'''

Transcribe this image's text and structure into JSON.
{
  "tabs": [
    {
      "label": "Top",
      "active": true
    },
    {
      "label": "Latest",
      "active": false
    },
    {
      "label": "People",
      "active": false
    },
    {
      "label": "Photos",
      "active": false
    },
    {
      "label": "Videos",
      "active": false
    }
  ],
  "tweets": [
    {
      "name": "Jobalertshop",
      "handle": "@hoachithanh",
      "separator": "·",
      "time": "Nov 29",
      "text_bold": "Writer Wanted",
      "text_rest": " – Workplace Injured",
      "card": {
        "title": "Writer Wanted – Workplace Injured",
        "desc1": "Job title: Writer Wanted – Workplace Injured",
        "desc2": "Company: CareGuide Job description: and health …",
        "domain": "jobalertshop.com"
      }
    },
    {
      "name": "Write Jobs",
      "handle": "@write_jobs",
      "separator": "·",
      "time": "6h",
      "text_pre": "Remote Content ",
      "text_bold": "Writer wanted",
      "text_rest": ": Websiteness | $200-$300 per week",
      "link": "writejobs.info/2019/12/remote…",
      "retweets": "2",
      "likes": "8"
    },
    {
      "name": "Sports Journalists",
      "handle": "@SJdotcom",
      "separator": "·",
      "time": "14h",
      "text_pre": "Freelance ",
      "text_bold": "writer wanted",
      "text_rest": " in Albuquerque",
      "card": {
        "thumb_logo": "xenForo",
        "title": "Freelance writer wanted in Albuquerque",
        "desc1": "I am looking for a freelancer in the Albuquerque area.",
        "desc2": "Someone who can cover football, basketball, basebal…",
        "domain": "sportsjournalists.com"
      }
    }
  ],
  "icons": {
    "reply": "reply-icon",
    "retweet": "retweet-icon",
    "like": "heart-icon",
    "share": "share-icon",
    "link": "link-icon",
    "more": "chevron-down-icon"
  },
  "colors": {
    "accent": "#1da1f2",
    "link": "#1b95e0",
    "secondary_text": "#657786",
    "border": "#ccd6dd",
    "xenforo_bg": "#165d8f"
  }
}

'''

Problem to work on =>
Reproduce each record shown above without altering a single word.

Response =>
Transcribe this image's text and structure into JSON.
{
  "tabs": [
    {
      "label": "Top",
      "active": true
    },
    {
      "label": "Latest",
      "active": false
    },
    {
      "label": "People",
      "active": false
    },
    {
      "label": "Photos",
      "active": false
    },
    {
      "label": "Videos",
      "active": false
    }
  ],
  "tweets": [
    {
      "name": "Jobalertshop",
      "handle": "@hoachithanh",
      "separator": "·",
      "time": "Nov 29",
      "text_bold": "Writer Wanted",
      "text_rest": " – Workplace Injured",
      "card": {
        "title": "Writer Wanted – Workplace Injured",
        "desc1": "Job title: Writer Wanted – Workplace Injured",
        "desc2": "Company: CareGuide Job description: and health …",
        "domain": "jobalertshop.com"
      }
    },
    {
      "name": "Write Jobs",
      "handle": "@write_jobs",
      "separator": "·",
      "time": "6h",
      "text_pre": "Remote Content ",
      "text_bold": "Writer wanted",
      "text_rest": ": Websiteness | $200-$300 per week",
      "link": "writejobs.info/2019/12/remote…",
      "retweets": "2",
      "likes": "8"
    },
    {
      "name": "Sports Journalists",
      "handle": "@SJdotcom",
      "separator": "·",
      "time": "14h",
      "text_pre": "Freelance ",
      "text_bold": "writer wanted",
      "text_rest": " in Albuquerque",
      "card": {
        "thumb_logo": "xenForo",
        "title": "Freelance writer wanted in Albuquerque",
        "desc1": "I am looking for a freelancer in the Albuquerque area.",
        "desc2": "Someone who can cover football, basketball, basebal…",
        "domain": "sportsjournalists.com"
      }
    }
  ],
  "icons": {
    "reply": "reply-icon",
    "retweet": "retweet-icon",
    "like": "heart-icon",
    "share": "share-icon",
    "link": "link-icon",
    "more": "chevron-down-icon"
  },
  "colors": {
    "accent": "#1da1f2",
    "link": "#1b95e0",
    "secondary_text": "#657786",
    "border": "#ccd6dd",
    "xenforo_bg": "#165d8f"
  }
}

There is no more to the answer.